WRITTEN REQUEST
Locate every line that holds the string "style" and copy it.

MATERIAL SUPPLIED
════
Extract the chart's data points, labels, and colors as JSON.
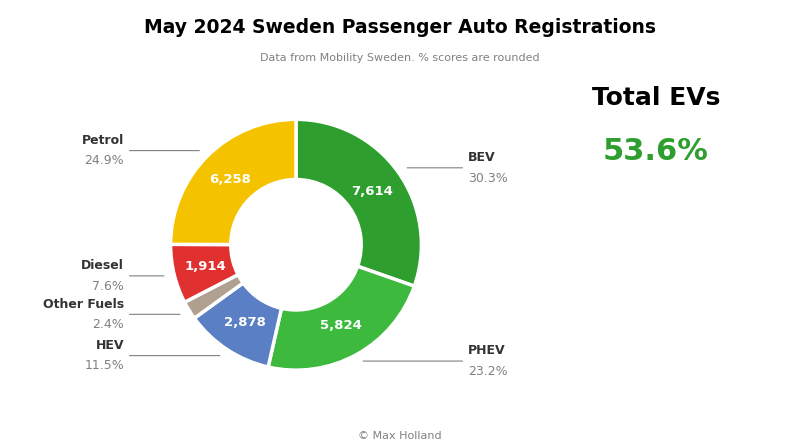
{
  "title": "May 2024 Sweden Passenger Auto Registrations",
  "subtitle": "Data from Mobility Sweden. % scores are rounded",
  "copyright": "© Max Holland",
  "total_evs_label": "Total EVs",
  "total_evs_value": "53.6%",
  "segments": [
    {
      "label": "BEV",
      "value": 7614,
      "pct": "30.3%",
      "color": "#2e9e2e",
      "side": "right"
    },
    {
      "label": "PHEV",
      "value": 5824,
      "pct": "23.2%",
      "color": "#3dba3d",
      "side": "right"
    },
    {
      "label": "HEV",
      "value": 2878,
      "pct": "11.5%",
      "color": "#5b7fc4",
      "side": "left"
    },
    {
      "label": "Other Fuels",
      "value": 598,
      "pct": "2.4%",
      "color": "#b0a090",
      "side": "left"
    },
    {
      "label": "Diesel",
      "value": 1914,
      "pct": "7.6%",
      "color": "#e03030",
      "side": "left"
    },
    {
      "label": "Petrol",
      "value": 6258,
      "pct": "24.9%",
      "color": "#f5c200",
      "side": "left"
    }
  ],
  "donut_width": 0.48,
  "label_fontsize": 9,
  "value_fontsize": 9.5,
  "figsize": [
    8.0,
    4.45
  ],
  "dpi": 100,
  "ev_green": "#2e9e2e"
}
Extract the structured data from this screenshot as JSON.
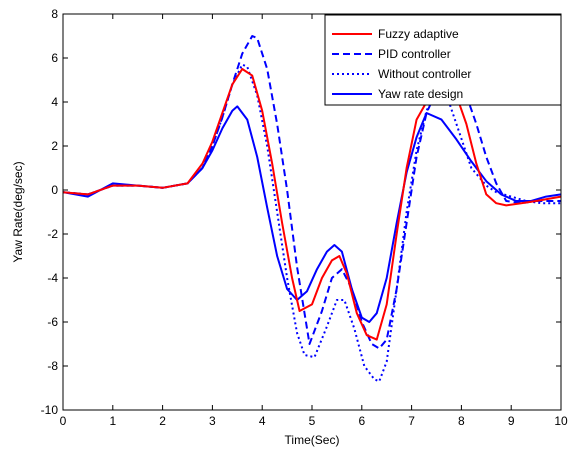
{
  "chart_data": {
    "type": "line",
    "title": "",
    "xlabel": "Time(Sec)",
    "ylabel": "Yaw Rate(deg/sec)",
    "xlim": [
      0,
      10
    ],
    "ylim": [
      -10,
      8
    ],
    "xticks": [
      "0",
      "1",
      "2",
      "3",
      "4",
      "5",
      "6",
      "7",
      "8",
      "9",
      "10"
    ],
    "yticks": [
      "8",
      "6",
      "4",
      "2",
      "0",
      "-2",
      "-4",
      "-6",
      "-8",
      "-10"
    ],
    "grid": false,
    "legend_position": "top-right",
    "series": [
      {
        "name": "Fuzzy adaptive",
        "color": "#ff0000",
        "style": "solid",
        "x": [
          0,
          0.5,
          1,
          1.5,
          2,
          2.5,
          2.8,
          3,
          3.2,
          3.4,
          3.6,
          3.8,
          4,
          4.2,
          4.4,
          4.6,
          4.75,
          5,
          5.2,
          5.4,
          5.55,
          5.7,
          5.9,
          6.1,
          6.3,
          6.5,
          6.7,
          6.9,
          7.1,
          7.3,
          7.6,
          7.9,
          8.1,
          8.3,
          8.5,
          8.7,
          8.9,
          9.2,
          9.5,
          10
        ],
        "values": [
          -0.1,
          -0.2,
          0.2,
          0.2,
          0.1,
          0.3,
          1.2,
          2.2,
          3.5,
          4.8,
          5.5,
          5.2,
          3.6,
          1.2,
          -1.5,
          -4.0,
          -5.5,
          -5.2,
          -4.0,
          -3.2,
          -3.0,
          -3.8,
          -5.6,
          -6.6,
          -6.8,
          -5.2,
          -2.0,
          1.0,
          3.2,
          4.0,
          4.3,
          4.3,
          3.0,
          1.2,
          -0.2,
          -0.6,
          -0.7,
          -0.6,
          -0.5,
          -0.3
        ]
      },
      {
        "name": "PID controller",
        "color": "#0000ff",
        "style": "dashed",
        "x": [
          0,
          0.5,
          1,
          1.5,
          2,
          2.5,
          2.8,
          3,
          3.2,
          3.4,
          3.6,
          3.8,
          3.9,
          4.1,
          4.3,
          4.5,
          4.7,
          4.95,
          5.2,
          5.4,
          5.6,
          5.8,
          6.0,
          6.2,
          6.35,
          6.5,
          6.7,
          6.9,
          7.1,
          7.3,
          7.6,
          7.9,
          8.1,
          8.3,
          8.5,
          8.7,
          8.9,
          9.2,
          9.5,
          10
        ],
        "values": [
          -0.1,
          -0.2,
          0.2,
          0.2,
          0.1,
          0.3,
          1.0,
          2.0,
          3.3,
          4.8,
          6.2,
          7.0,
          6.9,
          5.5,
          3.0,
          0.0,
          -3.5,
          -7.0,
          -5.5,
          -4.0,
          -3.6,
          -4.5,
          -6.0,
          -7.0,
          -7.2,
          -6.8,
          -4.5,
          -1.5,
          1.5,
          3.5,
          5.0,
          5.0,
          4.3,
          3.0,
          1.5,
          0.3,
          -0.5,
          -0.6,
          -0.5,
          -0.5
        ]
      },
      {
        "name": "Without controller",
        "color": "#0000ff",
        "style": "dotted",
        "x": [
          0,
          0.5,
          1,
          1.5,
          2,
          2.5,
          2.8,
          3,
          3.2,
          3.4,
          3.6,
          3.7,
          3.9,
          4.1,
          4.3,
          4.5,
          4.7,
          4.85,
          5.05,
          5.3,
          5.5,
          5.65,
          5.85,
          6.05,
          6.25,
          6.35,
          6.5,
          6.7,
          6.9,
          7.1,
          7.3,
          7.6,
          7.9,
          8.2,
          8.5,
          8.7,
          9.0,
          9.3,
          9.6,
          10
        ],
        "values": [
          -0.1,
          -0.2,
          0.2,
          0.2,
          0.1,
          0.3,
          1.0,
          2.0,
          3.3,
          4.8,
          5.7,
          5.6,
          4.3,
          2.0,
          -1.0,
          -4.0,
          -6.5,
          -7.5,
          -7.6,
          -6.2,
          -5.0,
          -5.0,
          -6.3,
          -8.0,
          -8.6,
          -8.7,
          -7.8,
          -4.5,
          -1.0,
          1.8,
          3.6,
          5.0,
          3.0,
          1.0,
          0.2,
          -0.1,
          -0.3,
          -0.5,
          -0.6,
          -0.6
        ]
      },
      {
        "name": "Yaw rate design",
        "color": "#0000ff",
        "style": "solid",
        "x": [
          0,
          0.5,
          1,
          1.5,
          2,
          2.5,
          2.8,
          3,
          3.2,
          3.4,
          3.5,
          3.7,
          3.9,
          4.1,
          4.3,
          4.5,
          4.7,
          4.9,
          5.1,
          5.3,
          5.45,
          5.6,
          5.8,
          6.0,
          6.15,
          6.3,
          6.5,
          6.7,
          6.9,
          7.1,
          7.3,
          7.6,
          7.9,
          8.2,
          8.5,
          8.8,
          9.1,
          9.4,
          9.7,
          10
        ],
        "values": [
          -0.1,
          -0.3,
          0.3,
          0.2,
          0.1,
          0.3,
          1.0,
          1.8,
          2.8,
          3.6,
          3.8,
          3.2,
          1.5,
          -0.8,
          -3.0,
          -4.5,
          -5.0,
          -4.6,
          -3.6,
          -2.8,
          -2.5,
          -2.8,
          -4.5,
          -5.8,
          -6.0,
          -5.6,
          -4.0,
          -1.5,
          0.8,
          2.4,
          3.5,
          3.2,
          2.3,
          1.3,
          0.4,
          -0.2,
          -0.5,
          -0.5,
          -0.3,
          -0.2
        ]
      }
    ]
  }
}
════
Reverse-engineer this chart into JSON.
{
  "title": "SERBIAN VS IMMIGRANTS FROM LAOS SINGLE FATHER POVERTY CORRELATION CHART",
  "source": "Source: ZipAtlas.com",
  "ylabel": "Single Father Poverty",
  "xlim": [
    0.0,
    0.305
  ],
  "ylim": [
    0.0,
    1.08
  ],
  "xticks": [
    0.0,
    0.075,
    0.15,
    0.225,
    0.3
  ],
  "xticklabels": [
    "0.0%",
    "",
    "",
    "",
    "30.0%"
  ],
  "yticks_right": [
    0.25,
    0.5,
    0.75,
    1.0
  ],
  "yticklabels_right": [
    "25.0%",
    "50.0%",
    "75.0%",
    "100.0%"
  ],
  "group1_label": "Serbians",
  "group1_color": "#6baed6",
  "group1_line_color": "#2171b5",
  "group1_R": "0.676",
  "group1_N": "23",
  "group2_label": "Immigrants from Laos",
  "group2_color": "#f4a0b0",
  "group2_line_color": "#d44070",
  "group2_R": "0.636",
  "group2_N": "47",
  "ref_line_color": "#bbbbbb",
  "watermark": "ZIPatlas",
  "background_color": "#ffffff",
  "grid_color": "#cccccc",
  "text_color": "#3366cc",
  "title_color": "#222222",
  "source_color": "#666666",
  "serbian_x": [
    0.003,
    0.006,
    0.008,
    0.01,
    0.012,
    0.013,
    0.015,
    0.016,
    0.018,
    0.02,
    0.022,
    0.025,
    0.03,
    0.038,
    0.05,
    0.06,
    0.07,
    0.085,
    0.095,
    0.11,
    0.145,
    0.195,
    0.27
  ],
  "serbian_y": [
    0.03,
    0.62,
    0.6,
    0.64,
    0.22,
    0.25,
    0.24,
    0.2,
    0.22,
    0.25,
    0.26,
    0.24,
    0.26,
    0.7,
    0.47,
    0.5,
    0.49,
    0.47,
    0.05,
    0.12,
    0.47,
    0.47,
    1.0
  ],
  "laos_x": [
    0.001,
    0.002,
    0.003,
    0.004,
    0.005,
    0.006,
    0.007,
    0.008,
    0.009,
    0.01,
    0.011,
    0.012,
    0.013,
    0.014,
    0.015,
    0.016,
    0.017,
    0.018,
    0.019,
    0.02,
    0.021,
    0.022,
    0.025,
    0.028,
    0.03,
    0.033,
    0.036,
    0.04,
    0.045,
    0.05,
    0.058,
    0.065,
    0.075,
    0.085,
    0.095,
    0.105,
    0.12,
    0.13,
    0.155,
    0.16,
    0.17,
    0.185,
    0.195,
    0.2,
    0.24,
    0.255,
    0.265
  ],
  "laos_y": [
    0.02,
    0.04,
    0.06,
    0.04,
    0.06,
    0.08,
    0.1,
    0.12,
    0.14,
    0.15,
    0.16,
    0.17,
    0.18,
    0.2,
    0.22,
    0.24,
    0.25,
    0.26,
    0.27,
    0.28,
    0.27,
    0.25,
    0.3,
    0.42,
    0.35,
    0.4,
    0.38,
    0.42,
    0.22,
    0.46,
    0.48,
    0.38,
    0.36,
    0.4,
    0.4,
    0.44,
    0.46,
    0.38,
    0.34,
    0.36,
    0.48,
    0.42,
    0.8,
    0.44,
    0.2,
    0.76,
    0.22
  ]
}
════
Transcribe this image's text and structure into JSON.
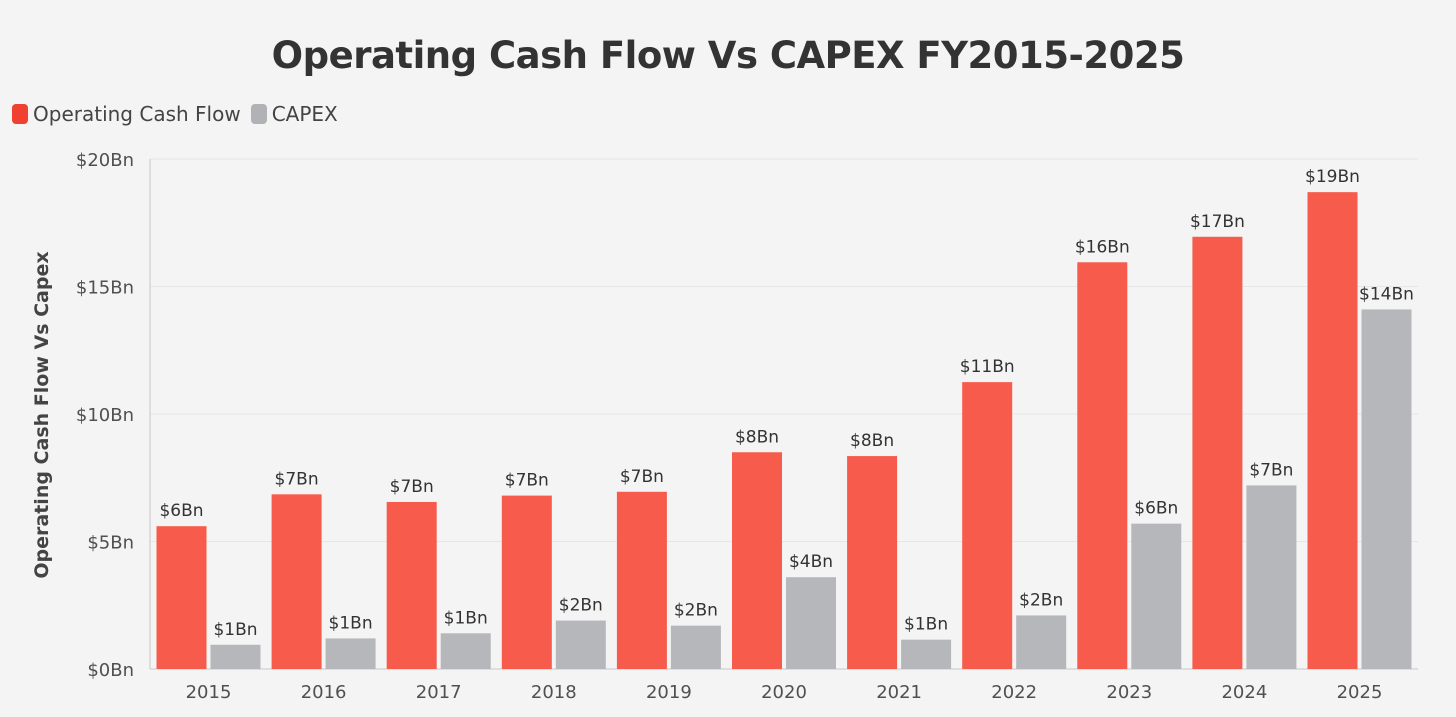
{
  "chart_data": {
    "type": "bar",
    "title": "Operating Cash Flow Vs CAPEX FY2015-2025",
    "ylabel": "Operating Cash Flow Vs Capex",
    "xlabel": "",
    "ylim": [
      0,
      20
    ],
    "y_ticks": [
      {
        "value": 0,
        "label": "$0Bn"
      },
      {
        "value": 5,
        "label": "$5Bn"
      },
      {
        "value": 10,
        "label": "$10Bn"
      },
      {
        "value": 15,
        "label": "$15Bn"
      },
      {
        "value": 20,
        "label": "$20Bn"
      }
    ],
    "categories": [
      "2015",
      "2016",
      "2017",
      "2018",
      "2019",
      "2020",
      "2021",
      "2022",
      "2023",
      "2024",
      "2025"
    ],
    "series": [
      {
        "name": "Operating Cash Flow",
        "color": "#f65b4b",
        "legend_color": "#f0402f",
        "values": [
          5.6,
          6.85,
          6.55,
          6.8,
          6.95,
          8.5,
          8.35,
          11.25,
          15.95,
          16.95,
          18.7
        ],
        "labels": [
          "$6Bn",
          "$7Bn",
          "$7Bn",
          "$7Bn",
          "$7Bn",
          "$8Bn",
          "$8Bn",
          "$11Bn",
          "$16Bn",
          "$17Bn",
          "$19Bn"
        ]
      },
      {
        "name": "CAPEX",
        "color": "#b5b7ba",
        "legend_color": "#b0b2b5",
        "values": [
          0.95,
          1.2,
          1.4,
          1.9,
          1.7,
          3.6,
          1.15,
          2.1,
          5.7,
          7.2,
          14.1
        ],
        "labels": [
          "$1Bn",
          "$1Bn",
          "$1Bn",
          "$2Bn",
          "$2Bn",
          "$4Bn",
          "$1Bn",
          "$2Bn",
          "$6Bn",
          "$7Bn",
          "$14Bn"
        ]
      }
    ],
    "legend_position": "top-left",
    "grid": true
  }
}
════
OUTPUT
        "style": "solid",
        "style": "dashed",
        "style": "dotted",
        "style": "solid",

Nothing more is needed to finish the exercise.